Request
Look through the material and tally each line bearing the word "color". Give only the total.

[Rows from a dataset]
········
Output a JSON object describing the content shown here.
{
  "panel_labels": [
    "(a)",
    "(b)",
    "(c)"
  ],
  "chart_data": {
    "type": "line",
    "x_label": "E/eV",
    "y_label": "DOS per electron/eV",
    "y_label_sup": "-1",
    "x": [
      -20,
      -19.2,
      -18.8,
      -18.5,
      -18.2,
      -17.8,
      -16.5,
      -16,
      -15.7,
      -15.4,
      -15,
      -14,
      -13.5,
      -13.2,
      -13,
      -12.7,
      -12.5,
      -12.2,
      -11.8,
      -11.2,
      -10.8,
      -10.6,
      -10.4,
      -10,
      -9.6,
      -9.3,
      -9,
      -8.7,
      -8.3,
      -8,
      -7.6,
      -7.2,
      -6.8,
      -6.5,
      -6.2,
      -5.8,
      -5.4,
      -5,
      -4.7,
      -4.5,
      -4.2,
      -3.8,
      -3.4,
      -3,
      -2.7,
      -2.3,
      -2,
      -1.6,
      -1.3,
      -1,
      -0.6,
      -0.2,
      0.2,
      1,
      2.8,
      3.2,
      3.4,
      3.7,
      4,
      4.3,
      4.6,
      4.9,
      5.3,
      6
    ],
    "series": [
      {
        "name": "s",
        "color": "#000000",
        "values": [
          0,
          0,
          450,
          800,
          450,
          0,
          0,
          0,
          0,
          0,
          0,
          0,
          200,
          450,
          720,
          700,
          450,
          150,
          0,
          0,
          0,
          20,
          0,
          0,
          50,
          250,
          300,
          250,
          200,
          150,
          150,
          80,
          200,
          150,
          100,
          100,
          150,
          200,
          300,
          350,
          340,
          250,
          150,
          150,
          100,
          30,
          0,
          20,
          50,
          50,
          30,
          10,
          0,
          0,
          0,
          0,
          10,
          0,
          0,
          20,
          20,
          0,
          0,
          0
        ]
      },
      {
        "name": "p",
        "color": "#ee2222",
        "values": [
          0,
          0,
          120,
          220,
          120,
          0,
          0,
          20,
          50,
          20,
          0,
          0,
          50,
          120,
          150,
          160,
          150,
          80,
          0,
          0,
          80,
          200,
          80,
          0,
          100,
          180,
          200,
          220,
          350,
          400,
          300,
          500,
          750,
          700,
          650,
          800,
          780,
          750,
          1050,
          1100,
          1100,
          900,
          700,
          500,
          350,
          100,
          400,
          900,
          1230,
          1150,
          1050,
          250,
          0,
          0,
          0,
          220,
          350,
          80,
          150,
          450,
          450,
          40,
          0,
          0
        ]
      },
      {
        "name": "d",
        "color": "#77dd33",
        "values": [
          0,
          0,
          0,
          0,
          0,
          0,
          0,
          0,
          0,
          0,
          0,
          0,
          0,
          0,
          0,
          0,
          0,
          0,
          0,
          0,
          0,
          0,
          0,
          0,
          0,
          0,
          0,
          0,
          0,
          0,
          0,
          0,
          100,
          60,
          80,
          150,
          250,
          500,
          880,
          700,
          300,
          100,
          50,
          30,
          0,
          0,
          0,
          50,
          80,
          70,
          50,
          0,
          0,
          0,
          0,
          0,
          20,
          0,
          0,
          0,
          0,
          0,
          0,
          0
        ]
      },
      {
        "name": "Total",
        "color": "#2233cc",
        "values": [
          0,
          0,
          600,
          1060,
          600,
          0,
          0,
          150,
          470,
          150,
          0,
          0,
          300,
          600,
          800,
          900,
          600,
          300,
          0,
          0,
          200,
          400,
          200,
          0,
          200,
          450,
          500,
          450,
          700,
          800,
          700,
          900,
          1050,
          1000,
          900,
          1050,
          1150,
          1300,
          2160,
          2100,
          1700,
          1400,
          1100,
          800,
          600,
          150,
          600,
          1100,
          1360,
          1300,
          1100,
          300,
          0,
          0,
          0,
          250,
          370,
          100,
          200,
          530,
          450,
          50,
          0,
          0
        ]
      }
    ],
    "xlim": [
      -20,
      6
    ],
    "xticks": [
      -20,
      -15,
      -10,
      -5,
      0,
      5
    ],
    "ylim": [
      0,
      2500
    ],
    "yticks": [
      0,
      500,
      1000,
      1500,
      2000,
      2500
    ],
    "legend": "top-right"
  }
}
········
Solution to this problem
4